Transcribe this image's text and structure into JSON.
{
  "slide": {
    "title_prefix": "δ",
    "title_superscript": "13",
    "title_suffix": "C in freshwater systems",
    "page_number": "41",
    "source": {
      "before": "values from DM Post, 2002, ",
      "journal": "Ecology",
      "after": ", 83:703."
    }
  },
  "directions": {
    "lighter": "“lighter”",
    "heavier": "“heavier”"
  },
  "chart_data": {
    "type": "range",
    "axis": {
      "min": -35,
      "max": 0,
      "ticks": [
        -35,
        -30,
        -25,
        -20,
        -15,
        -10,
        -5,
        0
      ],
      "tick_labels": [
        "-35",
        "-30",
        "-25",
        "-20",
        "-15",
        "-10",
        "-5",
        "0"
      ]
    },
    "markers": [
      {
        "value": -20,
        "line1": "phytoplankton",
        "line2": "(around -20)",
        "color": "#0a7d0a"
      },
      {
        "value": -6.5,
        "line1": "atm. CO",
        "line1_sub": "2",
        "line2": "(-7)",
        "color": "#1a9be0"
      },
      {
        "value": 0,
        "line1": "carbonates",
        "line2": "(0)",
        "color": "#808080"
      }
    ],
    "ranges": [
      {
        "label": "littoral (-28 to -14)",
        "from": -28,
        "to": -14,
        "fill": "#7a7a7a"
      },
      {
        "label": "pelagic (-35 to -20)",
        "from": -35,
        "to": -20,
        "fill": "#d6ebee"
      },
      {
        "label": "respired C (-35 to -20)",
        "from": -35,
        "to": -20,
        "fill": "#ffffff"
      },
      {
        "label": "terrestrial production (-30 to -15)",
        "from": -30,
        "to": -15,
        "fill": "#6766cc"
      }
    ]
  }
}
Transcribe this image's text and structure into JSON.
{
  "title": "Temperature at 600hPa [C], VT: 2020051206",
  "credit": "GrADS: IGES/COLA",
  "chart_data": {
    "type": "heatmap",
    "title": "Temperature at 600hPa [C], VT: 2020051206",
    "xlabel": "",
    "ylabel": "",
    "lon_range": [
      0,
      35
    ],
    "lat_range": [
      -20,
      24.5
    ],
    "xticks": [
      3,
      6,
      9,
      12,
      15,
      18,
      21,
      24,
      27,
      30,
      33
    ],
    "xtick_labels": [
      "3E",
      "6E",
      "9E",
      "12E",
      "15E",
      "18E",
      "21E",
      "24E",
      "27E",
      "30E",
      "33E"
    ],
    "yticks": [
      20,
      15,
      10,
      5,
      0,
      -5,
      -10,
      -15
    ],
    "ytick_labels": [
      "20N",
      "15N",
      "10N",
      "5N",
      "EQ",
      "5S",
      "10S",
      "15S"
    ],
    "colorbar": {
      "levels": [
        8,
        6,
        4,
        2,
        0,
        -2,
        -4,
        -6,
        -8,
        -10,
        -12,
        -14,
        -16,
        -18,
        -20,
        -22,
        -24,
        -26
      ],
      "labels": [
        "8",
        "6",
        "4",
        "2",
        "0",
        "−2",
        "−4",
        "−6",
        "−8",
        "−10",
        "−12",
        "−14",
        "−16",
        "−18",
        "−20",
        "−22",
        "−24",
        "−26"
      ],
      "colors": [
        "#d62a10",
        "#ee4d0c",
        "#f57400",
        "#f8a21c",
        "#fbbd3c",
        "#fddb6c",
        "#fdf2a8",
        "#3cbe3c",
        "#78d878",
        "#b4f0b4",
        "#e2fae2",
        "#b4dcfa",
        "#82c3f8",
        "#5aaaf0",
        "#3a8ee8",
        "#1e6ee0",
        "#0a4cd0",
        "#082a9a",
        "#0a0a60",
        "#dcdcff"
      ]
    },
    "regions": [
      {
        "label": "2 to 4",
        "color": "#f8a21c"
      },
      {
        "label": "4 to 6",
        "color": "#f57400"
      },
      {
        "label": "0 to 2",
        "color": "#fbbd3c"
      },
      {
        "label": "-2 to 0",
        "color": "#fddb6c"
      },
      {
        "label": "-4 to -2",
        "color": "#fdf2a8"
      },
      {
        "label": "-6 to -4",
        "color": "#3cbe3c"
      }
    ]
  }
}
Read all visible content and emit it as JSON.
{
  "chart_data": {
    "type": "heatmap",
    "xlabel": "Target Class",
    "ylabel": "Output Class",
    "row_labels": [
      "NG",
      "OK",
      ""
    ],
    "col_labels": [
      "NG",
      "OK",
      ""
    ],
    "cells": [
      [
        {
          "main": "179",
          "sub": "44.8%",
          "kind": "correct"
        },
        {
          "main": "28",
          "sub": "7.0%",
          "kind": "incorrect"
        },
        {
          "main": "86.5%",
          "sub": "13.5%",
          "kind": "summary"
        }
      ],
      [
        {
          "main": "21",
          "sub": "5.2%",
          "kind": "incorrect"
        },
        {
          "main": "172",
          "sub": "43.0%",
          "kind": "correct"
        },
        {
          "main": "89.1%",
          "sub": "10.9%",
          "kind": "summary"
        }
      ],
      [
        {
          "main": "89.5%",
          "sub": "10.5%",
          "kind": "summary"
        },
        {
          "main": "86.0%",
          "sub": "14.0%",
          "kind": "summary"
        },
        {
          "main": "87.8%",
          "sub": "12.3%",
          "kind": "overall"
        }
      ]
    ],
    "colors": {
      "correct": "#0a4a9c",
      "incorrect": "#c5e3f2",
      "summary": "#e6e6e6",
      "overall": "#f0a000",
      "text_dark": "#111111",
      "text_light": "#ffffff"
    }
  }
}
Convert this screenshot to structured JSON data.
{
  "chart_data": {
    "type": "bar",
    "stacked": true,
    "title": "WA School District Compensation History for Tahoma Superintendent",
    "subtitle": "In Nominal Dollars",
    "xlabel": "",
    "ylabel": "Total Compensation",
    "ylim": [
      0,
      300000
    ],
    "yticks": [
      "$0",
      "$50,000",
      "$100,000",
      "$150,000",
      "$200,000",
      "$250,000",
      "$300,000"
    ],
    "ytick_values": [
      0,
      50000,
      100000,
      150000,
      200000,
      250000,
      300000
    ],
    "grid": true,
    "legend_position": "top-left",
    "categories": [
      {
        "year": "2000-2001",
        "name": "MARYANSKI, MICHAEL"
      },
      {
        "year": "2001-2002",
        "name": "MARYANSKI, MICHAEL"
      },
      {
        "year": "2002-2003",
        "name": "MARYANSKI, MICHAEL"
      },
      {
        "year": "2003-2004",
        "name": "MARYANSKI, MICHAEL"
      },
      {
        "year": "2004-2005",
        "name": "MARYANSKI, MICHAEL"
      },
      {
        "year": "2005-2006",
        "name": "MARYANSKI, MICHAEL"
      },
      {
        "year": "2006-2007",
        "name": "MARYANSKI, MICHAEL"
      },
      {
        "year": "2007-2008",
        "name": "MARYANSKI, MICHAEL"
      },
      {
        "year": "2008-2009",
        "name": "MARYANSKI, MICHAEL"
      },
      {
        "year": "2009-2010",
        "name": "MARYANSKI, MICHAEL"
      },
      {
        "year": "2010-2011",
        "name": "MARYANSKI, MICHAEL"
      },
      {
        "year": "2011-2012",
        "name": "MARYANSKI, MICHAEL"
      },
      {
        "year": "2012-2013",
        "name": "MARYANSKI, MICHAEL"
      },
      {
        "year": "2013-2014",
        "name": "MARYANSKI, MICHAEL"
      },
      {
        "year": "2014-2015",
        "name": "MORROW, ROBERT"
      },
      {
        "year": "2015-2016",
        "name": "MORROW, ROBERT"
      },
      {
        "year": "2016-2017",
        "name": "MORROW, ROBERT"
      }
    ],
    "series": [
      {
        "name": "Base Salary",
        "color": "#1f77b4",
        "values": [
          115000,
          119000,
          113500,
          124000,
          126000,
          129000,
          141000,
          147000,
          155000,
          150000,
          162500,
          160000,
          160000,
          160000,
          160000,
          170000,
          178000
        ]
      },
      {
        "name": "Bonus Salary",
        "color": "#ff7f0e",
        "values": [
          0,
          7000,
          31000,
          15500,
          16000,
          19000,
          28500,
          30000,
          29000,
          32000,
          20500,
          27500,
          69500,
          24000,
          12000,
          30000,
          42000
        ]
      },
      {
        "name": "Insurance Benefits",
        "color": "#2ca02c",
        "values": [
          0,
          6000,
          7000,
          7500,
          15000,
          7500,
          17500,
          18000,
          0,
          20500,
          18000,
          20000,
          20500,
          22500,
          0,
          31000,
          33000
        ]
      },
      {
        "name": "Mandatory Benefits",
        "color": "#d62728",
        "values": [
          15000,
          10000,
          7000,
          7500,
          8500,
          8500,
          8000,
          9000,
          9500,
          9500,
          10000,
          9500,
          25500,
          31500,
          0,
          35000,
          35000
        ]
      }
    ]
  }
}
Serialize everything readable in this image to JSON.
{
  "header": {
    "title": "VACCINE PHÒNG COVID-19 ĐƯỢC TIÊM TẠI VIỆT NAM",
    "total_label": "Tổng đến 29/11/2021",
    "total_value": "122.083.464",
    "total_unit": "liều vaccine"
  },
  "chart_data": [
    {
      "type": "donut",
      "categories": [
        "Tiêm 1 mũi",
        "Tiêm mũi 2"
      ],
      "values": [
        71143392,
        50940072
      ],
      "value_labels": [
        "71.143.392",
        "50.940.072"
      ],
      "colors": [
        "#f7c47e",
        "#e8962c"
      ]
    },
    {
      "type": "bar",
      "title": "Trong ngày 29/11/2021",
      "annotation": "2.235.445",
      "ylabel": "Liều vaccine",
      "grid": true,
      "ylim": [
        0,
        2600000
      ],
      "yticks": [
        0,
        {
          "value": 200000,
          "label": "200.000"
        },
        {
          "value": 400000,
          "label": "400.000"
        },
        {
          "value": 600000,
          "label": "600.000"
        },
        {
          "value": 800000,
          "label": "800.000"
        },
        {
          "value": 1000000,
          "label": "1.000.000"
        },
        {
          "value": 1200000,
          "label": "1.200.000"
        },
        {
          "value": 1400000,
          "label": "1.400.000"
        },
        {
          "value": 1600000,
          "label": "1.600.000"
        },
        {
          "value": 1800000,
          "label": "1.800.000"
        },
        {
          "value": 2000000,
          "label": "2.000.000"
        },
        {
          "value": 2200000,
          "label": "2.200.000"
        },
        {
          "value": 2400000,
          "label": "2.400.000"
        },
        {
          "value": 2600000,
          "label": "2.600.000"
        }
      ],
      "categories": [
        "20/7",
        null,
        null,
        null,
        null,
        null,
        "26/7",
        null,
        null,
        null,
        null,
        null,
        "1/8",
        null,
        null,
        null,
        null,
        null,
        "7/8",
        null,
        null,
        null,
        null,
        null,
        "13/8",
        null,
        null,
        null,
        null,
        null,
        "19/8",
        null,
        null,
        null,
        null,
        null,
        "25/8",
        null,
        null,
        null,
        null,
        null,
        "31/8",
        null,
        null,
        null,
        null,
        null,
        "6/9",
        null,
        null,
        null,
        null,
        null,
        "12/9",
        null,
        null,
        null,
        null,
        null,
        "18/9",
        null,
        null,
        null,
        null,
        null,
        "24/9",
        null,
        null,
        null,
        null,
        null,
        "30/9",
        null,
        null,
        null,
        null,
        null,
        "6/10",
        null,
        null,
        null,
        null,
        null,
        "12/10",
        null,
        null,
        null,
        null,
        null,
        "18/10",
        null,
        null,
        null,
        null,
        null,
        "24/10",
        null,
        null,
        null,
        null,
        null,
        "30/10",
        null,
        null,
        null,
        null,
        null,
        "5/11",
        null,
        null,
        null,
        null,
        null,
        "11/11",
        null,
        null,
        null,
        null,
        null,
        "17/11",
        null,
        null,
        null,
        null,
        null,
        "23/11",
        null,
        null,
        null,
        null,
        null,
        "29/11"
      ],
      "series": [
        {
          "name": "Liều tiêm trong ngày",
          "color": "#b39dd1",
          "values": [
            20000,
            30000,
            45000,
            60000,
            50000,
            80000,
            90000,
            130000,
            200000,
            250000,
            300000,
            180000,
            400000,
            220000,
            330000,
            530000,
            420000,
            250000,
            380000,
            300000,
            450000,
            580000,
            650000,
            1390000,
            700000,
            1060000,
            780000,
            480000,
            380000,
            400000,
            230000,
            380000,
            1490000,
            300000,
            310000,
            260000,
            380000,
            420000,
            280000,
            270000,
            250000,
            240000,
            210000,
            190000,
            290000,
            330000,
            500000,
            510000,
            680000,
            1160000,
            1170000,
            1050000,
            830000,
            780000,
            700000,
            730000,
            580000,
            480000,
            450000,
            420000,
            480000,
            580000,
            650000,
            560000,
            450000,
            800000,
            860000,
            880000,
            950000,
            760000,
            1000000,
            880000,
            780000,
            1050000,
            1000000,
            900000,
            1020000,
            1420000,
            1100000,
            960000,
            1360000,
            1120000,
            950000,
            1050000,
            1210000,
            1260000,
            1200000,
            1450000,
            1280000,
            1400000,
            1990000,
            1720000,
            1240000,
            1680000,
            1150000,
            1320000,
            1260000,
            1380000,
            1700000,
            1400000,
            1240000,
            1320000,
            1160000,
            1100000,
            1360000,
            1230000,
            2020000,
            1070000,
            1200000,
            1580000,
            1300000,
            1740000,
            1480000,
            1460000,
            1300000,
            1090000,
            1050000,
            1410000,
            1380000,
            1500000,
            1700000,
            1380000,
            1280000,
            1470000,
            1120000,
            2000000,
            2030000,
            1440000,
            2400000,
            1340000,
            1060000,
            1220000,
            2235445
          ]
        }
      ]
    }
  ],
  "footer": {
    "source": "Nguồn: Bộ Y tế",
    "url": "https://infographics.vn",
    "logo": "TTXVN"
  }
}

• Set task: Pick out the lines containing the word "fill" and show them.

• Answer:
        "fill": "#7a7a7a"
        "fill": "#d6ebee"
        "fill": "#ffffff"
        "fill": "#6766cc"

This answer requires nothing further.